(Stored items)
[Begin]
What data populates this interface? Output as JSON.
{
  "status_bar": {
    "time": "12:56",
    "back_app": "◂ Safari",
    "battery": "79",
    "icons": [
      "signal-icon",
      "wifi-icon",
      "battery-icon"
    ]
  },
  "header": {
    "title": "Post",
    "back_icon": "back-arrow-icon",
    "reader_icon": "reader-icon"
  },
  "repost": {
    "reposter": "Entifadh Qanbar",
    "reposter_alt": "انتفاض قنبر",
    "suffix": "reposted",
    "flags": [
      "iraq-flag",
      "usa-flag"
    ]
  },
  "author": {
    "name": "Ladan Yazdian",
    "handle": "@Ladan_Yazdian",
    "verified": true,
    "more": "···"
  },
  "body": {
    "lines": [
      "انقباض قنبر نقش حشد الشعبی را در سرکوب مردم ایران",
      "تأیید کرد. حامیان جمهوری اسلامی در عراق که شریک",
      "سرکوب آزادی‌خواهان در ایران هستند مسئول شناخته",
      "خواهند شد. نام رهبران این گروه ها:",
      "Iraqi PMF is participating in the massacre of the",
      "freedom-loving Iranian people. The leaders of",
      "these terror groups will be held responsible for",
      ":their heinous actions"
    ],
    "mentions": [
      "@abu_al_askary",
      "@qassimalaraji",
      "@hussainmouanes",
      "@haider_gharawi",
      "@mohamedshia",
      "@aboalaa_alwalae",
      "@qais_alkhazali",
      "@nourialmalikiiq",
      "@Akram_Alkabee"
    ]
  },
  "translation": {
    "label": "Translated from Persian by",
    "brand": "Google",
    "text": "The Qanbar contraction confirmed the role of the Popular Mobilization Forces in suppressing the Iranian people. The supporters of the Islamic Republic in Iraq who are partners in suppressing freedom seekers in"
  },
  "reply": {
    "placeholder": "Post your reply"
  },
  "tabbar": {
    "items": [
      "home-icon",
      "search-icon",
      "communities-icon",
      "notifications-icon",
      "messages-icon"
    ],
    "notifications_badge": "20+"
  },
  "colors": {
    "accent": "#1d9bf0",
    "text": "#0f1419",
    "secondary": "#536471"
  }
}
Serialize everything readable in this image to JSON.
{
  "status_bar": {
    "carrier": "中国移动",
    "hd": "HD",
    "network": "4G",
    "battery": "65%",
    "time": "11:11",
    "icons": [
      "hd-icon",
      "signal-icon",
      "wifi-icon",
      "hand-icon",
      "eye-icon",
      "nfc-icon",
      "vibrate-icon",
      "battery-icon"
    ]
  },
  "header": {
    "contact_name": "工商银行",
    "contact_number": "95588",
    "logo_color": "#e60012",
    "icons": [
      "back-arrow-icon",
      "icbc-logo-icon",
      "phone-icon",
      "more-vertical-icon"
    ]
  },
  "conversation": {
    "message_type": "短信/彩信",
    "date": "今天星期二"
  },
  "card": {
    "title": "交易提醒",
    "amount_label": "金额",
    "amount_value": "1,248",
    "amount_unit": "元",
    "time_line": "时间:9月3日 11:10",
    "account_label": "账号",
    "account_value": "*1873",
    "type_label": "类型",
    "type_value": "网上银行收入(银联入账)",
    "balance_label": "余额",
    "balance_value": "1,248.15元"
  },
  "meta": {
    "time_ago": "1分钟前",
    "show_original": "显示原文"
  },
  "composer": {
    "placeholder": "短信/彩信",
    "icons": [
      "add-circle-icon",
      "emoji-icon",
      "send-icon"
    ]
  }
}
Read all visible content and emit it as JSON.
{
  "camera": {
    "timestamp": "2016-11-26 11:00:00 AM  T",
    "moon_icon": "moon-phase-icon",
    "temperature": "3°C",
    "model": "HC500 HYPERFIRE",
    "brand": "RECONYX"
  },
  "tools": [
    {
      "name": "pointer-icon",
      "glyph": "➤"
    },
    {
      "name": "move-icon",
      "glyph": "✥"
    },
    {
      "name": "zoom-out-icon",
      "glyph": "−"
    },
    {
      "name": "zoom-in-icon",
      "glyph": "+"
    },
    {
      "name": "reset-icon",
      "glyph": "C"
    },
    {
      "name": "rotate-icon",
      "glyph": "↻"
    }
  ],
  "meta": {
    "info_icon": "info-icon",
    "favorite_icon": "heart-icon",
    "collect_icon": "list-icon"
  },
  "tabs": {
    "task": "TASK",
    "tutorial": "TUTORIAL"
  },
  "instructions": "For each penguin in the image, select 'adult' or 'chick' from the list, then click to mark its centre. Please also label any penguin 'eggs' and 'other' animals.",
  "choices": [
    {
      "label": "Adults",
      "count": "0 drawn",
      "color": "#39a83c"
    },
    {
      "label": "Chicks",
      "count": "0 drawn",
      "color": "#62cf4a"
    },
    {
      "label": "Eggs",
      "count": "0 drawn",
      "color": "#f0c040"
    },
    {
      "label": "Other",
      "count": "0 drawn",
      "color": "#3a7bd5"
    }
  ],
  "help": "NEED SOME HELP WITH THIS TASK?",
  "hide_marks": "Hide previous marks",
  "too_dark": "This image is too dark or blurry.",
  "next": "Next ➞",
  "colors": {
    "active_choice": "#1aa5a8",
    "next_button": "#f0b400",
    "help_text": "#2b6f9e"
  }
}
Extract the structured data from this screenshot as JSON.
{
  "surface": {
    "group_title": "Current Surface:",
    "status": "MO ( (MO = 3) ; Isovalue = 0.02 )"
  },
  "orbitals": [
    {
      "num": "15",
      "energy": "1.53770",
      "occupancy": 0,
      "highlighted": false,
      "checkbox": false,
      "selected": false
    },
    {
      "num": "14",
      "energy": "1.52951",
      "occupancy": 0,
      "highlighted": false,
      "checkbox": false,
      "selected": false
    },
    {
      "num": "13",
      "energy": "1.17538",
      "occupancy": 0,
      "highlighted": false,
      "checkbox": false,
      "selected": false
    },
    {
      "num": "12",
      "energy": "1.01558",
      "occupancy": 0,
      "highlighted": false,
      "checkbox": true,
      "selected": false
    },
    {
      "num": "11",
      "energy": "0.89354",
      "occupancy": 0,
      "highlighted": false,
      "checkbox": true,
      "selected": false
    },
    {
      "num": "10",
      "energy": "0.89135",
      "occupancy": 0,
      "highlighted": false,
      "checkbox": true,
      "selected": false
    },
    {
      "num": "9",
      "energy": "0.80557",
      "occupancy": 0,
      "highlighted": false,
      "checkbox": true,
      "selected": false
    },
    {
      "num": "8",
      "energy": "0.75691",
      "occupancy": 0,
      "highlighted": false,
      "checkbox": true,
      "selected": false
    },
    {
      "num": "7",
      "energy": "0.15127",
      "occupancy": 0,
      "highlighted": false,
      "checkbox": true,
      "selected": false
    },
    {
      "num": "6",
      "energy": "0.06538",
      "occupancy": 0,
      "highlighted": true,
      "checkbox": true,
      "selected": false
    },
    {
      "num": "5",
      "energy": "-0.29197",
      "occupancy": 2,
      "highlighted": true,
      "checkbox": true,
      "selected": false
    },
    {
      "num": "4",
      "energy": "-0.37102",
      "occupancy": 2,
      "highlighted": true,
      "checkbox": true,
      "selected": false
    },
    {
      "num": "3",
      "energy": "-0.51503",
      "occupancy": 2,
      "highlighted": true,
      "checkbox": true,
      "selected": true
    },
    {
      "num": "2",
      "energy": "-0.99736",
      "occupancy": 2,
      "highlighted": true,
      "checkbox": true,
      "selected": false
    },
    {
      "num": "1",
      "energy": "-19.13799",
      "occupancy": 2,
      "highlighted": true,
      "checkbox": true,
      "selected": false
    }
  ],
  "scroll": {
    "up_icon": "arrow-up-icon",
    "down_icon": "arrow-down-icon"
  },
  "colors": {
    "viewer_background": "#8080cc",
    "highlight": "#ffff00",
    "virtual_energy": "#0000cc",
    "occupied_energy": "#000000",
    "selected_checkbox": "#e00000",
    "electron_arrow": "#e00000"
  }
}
[End]
§ Problem to work on:
Look back over the material above and state how many lines hold the word "ایران". Write the number and nothing else.

§ Problem solution:
2